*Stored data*
--- Begin ---
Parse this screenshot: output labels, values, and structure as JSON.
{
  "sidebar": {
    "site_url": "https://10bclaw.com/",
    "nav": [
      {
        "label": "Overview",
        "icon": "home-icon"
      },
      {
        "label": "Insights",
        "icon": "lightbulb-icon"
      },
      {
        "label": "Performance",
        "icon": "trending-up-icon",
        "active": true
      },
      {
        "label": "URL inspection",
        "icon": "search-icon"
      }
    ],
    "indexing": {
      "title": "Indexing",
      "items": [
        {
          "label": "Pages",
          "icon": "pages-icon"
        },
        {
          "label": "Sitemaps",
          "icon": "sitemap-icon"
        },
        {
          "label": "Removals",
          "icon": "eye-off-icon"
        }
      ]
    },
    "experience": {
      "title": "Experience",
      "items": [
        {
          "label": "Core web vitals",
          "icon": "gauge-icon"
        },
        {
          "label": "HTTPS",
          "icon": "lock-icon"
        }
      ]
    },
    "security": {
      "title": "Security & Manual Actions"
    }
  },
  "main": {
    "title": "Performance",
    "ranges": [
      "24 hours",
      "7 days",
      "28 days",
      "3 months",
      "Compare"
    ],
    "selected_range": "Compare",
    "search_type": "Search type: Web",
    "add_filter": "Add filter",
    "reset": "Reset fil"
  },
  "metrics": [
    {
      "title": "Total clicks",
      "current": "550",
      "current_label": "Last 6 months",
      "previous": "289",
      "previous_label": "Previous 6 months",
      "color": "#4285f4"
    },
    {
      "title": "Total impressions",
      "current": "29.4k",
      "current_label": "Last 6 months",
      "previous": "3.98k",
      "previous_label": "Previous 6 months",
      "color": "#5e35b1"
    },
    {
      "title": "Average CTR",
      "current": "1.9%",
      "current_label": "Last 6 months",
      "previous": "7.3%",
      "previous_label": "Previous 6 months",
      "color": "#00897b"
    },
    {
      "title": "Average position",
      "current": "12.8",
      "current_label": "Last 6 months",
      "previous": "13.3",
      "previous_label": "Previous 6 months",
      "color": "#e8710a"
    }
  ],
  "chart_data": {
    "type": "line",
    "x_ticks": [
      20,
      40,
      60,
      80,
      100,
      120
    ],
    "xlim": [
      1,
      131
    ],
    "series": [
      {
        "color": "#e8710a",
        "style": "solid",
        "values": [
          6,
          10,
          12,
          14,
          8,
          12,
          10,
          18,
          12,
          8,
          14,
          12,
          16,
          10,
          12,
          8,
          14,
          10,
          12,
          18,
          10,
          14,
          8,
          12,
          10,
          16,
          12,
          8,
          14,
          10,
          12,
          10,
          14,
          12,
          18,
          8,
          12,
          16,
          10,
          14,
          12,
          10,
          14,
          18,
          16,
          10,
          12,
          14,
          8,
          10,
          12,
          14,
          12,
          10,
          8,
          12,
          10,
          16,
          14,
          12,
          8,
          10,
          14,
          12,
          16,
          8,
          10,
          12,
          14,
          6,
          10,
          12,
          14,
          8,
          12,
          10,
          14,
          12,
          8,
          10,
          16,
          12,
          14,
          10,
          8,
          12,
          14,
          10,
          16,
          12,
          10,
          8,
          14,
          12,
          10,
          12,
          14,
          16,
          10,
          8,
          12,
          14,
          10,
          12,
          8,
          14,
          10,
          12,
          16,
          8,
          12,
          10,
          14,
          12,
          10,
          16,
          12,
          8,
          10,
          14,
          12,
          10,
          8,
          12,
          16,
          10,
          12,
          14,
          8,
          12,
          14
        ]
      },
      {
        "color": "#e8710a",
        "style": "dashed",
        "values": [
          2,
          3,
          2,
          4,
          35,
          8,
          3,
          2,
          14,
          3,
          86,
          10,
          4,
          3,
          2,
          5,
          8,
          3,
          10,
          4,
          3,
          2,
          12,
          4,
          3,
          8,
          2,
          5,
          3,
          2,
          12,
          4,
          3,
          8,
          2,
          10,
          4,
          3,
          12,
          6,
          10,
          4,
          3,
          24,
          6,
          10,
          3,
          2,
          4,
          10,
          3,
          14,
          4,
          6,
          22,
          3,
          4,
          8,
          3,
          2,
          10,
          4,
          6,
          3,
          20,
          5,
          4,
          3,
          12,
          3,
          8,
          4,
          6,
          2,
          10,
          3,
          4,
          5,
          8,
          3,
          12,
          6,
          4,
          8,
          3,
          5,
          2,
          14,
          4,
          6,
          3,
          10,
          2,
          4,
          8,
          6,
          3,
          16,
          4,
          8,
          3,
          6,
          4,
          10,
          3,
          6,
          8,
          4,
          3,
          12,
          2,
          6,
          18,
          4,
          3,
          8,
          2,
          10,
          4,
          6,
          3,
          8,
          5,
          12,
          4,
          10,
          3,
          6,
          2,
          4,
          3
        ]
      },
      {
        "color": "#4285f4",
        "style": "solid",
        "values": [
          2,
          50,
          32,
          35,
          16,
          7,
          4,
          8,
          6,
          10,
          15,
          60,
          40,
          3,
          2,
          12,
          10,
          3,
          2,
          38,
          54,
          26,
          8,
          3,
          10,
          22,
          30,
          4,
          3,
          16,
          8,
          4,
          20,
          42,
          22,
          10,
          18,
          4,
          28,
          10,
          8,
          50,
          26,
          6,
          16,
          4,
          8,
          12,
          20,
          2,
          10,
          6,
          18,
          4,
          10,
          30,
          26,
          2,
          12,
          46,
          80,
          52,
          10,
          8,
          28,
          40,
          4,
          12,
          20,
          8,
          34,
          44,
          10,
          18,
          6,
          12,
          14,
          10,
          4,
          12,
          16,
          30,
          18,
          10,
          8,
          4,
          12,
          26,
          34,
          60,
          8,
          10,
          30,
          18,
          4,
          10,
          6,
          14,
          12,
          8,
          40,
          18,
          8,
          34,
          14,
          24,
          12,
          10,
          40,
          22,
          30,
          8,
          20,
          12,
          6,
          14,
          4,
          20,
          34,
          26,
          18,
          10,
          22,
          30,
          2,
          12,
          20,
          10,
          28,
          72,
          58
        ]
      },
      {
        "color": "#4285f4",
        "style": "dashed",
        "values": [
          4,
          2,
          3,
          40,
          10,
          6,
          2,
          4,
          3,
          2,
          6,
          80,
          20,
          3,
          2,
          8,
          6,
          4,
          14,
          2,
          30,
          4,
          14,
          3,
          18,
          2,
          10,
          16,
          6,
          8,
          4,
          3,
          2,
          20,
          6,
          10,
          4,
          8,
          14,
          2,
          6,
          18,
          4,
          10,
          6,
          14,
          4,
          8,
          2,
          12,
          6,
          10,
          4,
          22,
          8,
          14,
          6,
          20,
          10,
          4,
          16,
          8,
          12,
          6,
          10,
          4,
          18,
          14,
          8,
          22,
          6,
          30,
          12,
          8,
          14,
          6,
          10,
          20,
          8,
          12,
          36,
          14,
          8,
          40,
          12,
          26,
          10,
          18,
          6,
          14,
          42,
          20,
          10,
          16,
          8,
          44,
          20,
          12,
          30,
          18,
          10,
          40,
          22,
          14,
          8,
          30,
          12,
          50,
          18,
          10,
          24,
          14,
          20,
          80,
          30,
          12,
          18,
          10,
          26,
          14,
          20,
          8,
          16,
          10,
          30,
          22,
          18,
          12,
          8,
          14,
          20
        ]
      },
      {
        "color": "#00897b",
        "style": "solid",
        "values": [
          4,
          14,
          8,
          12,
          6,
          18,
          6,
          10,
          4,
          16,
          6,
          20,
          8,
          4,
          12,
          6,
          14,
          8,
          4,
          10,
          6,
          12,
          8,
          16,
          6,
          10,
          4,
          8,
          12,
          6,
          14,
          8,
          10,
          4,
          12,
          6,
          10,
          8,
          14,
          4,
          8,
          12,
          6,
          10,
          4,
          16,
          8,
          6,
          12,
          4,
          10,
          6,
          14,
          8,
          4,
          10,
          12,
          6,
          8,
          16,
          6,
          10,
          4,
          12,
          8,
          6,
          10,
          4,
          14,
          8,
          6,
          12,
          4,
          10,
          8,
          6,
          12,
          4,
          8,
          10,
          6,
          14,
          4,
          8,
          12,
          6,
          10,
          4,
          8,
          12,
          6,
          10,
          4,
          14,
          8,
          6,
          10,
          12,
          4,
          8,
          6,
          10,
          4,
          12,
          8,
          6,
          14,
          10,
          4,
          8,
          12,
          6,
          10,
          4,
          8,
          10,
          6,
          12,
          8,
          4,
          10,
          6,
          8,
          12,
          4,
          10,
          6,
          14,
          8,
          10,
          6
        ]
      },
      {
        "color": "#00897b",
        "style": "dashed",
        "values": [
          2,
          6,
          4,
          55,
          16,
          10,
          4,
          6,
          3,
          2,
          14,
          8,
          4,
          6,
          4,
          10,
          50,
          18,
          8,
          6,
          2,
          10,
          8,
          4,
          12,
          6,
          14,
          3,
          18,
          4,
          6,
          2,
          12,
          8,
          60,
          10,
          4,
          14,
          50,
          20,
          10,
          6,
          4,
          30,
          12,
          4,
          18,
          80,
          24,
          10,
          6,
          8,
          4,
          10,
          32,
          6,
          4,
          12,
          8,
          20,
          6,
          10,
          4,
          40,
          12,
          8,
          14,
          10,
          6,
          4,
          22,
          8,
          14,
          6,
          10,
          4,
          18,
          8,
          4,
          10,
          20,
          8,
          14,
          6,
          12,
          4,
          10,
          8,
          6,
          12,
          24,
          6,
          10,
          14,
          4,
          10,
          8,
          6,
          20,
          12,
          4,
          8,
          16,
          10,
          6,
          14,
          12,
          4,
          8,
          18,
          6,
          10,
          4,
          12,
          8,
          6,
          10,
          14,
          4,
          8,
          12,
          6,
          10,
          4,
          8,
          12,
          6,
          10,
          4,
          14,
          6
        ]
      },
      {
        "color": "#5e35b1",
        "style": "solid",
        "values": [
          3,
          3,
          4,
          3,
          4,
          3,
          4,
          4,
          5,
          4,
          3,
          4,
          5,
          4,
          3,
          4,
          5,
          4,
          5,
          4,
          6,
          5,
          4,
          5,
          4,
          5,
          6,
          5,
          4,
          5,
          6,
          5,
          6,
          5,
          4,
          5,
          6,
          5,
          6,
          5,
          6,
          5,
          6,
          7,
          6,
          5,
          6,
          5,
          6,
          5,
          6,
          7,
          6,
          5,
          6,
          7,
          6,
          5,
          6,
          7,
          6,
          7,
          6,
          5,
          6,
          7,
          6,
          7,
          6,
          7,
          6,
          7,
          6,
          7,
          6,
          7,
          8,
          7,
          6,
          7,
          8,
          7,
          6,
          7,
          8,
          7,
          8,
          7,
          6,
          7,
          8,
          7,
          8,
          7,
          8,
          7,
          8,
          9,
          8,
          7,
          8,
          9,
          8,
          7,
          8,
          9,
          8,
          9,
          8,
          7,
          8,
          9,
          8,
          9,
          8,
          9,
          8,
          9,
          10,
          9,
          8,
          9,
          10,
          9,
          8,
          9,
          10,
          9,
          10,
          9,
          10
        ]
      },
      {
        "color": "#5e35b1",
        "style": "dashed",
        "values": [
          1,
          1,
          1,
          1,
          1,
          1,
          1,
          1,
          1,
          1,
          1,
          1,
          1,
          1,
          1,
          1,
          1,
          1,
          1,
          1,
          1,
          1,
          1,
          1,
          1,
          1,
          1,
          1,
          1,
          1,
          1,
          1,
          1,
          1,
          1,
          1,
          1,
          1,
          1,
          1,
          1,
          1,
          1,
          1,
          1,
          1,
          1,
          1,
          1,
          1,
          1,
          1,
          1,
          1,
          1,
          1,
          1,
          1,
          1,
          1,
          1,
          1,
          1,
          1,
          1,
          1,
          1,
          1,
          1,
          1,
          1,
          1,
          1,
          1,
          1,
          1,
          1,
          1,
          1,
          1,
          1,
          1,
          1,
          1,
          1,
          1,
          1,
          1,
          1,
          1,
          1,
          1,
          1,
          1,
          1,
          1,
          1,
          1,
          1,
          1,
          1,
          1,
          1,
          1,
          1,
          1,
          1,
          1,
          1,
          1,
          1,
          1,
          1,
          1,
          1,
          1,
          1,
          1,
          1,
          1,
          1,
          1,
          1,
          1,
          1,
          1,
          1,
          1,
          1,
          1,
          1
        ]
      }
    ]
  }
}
--- End ---
*Your goal*
Tally up the lines holding the word "title" in the data above, and answer with that figure only.

*Answer to the exercise*
8